Record list:
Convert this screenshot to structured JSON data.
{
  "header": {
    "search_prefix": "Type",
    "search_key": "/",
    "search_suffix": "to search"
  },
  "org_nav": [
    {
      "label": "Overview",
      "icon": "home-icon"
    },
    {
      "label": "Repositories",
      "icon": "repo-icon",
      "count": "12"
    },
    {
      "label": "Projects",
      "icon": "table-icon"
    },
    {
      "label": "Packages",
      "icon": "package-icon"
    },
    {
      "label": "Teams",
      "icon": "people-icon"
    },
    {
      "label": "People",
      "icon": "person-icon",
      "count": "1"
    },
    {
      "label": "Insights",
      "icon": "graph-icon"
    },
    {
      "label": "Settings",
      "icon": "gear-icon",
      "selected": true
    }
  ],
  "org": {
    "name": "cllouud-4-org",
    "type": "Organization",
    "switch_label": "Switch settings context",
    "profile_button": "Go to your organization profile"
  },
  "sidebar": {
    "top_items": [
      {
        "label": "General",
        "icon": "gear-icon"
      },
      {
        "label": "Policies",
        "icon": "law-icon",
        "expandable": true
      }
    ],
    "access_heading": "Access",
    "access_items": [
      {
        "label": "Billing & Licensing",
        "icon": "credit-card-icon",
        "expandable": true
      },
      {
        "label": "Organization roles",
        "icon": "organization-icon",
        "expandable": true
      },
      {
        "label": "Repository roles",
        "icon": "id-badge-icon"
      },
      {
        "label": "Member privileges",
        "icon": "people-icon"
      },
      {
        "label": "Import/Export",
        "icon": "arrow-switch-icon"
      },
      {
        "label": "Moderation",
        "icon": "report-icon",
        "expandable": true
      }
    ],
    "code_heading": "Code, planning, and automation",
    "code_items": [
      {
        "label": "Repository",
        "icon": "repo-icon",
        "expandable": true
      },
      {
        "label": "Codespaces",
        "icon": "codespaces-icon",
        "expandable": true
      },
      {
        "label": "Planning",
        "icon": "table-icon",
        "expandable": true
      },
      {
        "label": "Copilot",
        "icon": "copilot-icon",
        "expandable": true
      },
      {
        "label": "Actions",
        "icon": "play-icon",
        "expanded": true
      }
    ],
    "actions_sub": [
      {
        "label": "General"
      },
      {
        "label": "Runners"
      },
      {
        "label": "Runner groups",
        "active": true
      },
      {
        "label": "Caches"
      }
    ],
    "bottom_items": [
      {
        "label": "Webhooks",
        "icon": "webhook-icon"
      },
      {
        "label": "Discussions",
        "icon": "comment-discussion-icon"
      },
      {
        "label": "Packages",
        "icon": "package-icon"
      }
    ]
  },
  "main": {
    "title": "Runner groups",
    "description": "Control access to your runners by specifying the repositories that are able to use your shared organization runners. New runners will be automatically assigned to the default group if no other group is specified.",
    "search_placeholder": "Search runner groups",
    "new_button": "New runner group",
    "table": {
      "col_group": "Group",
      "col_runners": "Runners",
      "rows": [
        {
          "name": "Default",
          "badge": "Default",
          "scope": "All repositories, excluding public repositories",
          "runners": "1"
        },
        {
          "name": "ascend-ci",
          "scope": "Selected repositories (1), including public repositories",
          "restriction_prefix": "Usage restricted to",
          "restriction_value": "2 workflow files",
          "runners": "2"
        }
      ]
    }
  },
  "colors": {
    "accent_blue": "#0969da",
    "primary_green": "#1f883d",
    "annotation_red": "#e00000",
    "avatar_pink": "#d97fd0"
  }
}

Task prompt: Look through the entries and find each line that has the string "your". Copy those lines.

Problem solution:
    "profile_button": "Go to your organization profile"
    "description": "Control access to your runners by specifying the repositories that are able to use your shared organization runners. New runners will be automatically assigned to the default group if no other group is specified.",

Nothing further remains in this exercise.